Requirement: Read the records and gather each line that includes "this".

== == ==

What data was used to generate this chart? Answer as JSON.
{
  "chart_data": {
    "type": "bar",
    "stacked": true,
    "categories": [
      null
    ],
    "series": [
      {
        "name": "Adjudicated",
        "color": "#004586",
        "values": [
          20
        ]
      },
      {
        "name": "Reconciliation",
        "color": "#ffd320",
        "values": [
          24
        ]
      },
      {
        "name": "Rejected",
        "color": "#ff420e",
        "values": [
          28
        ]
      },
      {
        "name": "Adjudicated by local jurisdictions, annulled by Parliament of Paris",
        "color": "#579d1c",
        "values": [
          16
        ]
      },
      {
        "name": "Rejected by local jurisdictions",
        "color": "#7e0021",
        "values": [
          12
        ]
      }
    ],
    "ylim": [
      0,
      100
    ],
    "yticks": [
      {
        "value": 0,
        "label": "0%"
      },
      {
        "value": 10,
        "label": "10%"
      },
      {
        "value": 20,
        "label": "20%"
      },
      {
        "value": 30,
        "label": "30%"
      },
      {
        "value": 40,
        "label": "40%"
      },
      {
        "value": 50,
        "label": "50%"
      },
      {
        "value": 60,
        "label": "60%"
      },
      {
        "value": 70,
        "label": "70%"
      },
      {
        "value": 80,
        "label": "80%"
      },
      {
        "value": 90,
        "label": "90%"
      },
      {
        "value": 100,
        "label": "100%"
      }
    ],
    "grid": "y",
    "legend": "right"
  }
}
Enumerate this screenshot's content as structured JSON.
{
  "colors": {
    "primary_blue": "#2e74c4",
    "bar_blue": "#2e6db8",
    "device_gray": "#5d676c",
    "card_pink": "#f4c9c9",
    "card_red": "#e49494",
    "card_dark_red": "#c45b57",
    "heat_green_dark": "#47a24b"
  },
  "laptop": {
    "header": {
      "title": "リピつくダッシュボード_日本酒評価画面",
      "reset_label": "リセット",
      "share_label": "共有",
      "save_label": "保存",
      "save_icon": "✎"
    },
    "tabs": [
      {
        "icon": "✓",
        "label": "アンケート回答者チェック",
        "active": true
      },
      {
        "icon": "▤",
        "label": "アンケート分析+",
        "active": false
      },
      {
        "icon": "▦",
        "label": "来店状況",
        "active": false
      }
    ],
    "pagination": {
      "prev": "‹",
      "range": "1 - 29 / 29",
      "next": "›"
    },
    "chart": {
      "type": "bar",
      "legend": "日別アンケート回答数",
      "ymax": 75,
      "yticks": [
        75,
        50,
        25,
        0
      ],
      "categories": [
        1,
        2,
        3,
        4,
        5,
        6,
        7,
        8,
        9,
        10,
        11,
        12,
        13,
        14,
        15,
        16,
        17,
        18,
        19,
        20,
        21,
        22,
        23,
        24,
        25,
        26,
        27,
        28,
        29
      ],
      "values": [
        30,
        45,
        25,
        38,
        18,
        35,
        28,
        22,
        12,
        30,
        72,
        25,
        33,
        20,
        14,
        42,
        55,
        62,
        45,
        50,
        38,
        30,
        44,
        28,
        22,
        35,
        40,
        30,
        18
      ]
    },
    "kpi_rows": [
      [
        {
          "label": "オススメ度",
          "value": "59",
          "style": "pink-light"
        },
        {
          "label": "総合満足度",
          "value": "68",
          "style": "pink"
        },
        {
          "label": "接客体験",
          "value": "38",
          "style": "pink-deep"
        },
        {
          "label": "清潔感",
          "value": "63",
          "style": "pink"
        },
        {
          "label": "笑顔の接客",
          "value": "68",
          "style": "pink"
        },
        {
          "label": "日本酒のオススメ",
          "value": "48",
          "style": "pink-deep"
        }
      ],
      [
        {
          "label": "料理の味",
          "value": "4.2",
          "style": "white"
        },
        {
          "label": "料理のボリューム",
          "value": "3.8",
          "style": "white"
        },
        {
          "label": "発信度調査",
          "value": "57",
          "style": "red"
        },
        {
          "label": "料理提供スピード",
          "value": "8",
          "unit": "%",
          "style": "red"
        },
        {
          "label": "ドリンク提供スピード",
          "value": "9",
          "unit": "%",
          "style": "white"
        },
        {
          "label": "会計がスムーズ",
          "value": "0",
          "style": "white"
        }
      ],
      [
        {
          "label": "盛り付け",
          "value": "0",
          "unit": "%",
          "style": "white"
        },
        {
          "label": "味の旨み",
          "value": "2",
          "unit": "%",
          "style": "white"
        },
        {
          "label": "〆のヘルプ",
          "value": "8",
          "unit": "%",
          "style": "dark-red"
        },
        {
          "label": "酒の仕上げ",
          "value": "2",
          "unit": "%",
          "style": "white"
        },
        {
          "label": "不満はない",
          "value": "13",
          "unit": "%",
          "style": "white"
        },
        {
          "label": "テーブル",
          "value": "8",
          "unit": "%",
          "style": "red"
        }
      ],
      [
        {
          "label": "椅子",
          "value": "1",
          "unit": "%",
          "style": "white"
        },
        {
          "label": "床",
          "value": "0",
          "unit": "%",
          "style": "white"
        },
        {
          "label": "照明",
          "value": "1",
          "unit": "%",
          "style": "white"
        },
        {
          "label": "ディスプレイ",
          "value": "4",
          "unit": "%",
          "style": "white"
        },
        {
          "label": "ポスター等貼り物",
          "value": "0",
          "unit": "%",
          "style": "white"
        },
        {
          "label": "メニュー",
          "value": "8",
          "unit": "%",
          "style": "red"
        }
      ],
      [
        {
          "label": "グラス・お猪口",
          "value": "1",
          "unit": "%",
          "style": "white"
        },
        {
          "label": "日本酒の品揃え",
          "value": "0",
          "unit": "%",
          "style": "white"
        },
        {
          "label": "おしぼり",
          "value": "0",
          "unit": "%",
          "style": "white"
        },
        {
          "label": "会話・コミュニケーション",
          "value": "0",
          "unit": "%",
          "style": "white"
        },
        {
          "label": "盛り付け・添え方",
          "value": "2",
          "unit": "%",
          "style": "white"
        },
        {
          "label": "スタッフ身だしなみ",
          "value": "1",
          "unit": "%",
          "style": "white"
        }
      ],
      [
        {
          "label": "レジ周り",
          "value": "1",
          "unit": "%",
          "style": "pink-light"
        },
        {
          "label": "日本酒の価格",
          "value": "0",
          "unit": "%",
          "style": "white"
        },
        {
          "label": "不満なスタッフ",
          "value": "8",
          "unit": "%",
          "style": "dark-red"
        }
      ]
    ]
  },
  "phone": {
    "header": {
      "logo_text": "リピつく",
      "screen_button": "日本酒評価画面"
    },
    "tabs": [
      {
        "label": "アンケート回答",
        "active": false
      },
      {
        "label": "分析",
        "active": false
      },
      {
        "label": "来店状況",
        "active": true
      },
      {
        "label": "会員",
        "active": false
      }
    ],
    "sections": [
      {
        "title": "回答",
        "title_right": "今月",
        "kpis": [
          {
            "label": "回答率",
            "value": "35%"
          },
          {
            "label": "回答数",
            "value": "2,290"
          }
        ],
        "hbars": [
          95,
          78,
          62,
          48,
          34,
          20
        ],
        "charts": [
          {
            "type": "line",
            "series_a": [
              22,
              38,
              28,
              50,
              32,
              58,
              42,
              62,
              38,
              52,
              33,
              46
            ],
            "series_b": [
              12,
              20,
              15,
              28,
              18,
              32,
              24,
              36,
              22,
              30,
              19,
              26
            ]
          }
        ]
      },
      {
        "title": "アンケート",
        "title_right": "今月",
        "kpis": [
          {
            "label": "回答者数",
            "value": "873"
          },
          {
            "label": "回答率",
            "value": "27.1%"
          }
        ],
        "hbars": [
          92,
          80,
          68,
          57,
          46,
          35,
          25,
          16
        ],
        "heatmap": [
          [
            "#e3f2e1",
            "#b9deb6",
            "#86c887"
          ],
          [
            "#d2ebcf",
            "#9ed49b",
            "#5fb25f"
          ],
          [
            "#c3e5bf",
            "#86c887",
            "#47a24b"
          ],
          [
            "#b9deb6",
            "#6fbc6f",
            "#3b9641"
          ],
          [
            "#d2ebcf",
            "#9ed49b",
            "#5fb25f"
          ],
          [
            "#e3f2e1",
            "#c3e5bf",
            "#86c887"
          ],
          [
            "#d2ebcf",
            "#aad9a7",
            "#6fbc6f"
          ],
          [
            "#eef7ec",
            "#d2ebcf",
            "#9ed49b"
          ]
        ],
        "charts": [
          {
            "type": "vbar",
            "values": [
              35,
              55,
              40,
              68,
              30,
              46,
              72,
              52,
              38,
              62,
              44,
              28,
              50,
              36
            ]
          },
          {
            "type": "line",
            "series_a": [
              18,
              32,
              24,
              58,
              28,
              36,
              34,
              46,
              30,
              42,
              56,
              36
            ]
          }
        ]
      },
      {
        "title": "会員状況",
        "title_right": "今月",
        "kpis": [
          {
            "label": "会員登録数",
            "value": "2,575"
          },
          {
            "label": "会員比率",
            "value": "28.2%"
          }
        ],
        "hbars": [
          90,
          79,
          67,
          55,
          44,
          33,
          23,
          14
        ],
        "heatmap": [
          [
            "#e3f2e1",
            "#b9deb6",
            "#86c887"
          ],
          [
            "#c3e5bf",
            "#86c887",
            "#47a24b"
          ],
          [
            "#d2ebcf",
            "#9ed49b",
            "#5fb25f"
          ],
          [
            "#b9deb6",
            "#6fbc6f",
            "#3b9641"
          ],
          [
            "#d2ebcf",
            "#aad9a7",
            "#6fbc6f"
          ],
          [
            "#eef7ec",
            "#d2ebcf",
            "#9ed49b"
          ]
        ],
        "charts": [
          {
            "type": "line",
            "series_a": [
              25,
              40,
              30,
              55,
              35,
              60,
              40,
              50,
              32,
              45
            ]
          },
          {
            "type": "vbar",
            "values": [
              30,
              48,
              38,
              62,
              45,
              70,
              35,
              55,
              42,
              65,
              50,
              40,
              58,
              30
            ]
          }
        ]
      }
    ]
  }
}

== == ==

Full answer:
What data was used to generate this chart? Answer as JSON.
Enumerate this screenshot's content as structured JSON.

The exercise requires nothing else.